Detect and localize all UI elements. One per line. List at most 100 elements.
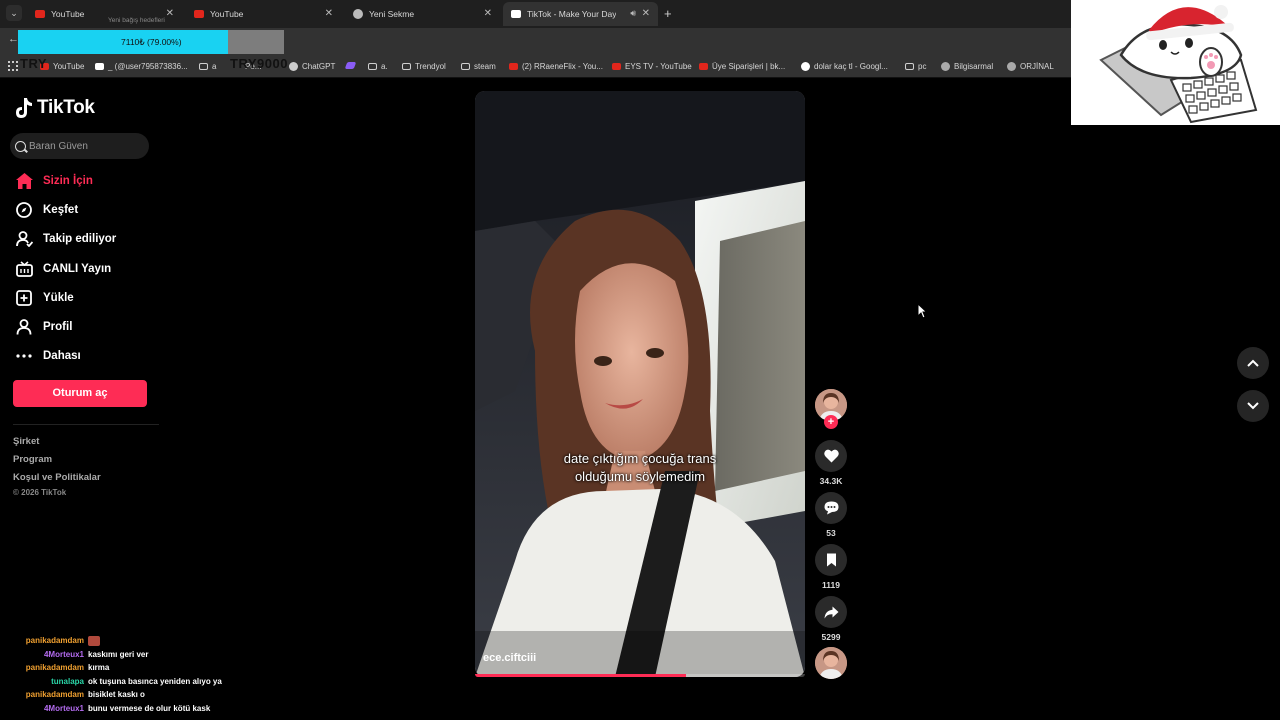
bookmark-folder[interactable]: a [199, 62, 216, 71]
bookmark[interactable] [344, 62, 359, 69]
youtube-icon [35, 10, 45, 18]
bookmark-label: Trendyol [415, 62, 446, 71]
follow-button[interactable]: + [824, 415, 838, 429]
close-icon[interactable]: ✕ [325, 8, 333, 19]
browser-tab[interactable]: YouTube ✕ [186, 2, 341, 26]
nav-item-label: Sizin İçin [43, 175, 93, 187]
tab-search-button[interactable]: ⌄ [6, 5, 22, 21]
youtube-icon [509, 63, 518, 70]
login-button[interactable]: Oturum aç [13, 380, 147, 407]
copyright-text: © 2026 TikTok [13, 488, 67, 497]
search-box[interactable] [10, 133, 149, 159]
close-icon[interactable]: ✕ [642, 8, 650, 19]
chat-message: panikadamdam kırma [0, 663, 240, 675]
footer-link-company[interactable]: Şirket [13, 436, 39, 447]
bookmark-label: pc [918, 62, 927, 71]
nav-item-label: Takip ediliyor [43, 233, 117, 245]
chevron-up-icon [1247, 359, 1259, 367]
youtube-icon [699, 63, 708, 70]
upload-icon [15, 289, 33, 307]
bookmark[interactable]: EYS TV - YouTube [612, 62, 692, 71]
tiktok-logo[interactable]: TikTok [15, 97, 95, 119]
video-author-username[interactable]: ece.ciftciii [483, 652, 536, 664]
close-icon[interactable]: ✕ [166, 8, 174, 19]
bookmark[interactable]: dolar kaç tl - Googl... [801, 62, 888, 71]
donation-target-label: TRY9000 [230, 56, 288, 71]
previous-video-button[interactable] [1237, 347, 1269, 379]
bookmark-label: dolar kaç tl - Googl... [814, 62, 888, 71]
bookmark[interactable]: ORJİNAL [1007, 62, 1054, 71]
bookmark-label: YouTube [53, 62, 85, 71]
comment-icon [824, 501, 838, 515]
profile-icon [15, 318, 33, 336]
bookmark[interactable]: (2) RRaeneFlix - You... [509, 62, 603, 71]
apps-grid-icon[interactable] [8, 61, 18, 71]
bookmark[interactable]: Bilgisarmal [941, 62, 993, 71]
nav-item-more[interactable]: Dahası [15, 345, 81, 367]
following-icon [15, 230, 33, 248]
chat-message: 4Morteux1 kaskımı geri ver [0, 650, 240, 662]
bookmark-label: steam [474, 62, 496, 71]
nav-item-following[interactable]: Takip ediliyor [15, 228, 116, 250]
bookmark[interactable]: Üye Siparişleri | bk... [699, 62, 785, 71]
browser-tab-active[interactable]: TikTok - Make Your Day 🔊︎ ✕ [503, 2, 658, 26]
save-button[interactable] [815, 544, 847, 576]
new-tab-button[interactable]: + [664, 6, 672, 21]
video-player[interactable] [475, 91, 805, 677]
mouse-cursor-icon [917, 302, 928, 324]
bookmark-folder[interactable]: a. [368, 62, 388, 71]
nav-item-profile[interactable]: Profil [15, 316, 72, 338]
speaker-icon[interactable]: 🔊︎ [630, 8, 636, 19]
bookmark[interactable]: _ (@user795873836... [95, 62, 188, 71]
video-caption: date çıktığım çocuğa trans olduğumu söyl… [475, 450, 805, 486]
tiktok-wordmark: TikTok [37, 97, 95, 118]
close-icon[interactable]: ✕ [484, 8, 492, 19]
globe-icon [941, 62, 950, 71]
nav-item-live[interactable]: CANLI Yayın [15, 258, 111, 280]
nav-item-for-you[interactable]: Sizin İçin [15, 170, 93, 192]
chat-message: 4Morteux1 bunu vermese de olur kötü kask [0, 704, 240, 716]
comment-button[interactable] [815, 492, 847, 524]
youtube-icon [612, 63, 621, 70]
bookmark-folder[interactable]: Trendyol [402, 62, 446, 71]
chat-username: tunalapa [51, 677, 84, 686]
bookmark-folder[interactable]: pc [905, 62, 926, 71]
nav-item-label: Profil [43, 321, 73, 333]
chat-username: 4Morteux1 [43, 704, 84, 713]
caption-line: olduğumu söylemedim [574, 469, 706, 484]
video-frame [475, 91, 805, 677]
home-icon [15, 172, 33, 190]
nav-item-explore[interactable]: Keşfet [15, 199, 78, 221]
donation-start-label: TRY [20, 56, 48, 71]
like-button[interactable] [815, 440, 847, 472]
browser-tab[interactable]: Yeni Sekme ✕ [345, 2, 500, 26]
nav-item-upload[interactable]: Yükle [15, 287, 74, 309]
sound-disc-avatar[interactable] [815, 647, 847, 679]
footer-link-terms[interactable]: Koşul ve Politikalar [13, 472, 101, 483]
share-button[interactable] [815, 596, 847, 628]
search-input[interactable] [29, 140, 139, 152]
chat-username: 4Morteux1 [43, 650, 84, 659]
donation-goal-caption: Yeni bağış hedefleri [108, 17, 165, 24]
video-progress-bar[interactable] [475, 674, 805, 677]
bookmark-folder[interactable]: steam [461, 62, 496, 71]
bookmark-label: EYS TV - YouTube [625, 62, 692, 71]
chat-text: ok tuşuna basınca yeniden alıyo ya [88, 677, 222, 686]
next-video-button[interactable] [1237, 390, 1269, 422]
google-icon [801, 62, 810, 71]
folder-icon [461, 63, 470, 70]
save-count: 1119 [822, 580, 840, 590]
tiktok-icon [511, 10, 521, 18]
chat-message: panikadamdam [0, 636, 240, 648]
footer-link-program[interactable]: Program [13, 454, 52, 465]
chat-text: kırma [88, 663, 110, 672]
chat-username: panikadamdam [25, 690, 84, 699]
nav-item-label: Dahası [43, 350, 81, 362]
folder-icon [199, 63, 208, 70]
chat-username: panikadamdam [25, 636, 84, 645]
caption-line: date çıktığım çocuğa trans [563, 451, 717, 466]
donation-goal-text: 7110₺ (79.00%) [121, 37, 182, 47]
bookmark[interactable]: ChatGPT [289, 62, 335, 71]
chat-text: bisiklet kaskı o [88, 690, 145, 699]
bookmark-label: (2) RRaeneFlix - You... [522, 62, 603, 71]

***

The task: Please print every line of the records above again, unchanged and in the same order, leaving out the pictures.

Finished exercise:
Detect and localize all UI elements. One per line. List at most 100 elements.
bookmark-folder[interactable]: a [199, 62, 216, 71]
bookmark[interactable] [344, 62, 359, 69]
youtube-icon [35, 10, 45, 18]
bookmark-label: Trendyol [415, 62, 446, 71]
follow-button[interactable]: + [824, 415, 838, 429]
close-icon[interactable]: ✕ [325, 8, 333, 19]
browser-tab[interactable]: YouTube ✕ [186, 2, 341, 26]
nav-item-label: Sizin İçin [43, 175, 93, 187]
tab-search-button[interactable]: ⌄ [6, 5, 22, 21]
youtube-icon [509, 63, 518, 70]
login-button[interactable]: Oturum aç [13, 380, 147, 407]
copyright-text: © 2026 TikTok [13, 488, 67, 497]
search-box[interactable] [10, 133, 149, 159]
close-icon[interactable]: ✕ [642, 8, 650, 19]
chat-message: panikadamdam kırma [0, 663, 240, 675]
footer-link-company[interactable]: Şirket [13, 436, 39, 447]
bookmark-label: pc [918, 62, 927, 71]
nav-item-label: Takip ediliyor [43, 233, 117, 245]
chevron-up-icon [1247, 359, 1259, 367]
youtube-icon [699, 63, 708, 70]
upload-icon [15, 289, 33, 307]
bookmark[interactable]: EYS TV - YouTube [612, 62, 692, 71]
tiktok-logo[interactable]: TikTok [15, 97, 95, 119]
video-author-username[interactable]: ece.ciftciii [483, 652, 536, 664]
close-icon[interactable]: ✕ [166, 8, 174, 19]
bookmark[interactable]: dolar kaç tl - Googl... [801, 62, 888, 71]
donation-target-label: TRY9000 [230, 56, 288, 71]
previous-video-button[interactable] [1237, 347, 1269, 379]
bookmark-label: dolar kaç tl - Googl... [814, 62, 888, 71]
bookmark[interactable]: ORJİNAL [1007, 62, 1054, 71]
bookmark-label: YouTube [53, 62, 85, 71]
comment-icon [824, 501, 838, 515]
profile-icon [15, 318, 33, 336]
bookmark[interactable]: (2) RRaeneFlix - You... [509, 62, 603, 71]
apps-grid-icon[interactable] [8, 61, 18, 71]
bookmark[interactable]: Bilgisarmal [941, 62, 993, 71]
nav-item-more[interactable]: Dahası [15, 345, 81, 367]
following-icon [15, 230, 33, 248]
chat-message: 4Morteux1 kaskımı geri ver [0, 650, 240, 662]
bookmark-label: steam [474, 62, 496, 71]
nav-item-following[interactable]: Takip ediliyor [15, 228, 116, 250]
bookmark[interactable]: Üye Siparişleri | bk... [699, 62, 785, 71]
browser-tab-active[interactable]: TikTok - Make Your Day 🔊︎ ✕ [503, 2, 658, 26]
save-button[interactable] [815, 544, 847, 576]
new-tab-button[interactable]: + [664, 6, 672, 21]
video-player[interactable] [475, 91, 805, 677]
mouse-cursor-icon [917, 302, 928, 324]
bookmark-folder[interactable]: a. [368, 62, 388, 71]
nav-item-profile[interactable]: Profil [15, 316, 72, 338]
speaker-icon[interactable]: 🔊︎ [630, 8, 636, 19]
bookmark[interactable]: _ (@user795873836... [95, 62, 188, 71]
video-caption: date çıktığım çocuğa trans olduğumu söyl… [475, 450, 805, 486]
tiktok-wordmark: TikTok [37, 97, 95, 118]
close-icon[interactable]: ✕ [484, 8, 492, 19]
globe-icon [941, 62, 950, 71]
nav-item-live[interactable]: CANLI Yayın [15, 258, 111, 280]
nav-item-for-you[interactable]: Sizin İçin [15, 170, 93, 192]
chat-message: 4Morteux1 bunu vermese de olur kötü kask [0, 704, 240, 716]
comment-button[interactable] [815, 492, 847, 524]
youtube-icon [612, 63, 621, 70]
bookmark-folder[interactable]: Trendyol [402, 62, 446, 71]
chat-username: tunalapa [51, 677, 84, 686]
bookmark-folder[interactable]: pc [905, 62, 926, 71]
nav-item-label: Profil [43, 321, 73, 333]
chat-username: 4Morteux1 [43, 704, 84, 713]
caption-line: olduğumu söylemedim [574, 469, 706, 484]
video-frame [475, 91, 805, 677]
home-icon [15, 172, 33, 190]
nav-item-explore[interactable]: Keşfet [15, 199, 78, 221]
donation-start-label: TRY [20, 56, 48, 71]
like-button[interactable] [815, 440, 847, 472]
browser-tab[interactable]: Yeni Sekme ✕ [345, 2, 500, 26]
nav-item-upload[interactable]: Yükle [15, 287, 74, 309]
sound-disc-avatar[interactable] [815, 647, 847, 679]
footer-link-terms[interactable]: Koşul ve Politikalar [13, 472, 101, 483]
share-button[interactable] [815, 596, 847, 628]
search-input[interactable] [29, 140, 139, 152]
chat-username: 4Morteux1 [43, 650, 84, 659]
donation-goal-caption: Yeni bağış hedefleri [108, 17, 165, 24]
video-progress-bar[interactable] [475, 674, 805, 677]
bookmark-folder[interactable]: steam [461, 62, 496, 71]
bookmark-label: EYS TV - YouTube [625, 62, 692, 71]
chat-text: ok tuşuna basınca yeniden alıyo ya [88, 677, 222, 686]
next-video-button[interactable] [1237, 390, 1269, 422]
google-icon [801, 62, 810, 71]
folder-icon [461, 63, 470, 70]
save-count: 1119 [822, 580, 840, 590]
tiktok-icon [511, 10, 521, 18]
chat-message: panikadamdam [0, 636, 240, 648]
footer-link-program[interactable]: Program [13, 454, 52, 465]
chat-text: kırma [88, 663, 110, 672]
chat-username: panikadamdam [25, 690, 84, 699]
nav-item-label: Dahası [43, 350, 81, 362]
folder-icon [199, 63, 208, 70]
chat-username: panikadamdam [25, 636, 84, 645]
caption-line: date çıktığım çocuğa trans [563, 451, 717, 466]
donation-goal-text: 7110₺ (79.00%) [121, 37, 182, 47]
bookmark[interactable]: ChatGPT [289, 62, 335, 71]
chat-text: bisiklet kaskı o [88, 690, 145, 699]
bookmark-label: (2) RRaeneFlix - You... [522, 62, 603, 71]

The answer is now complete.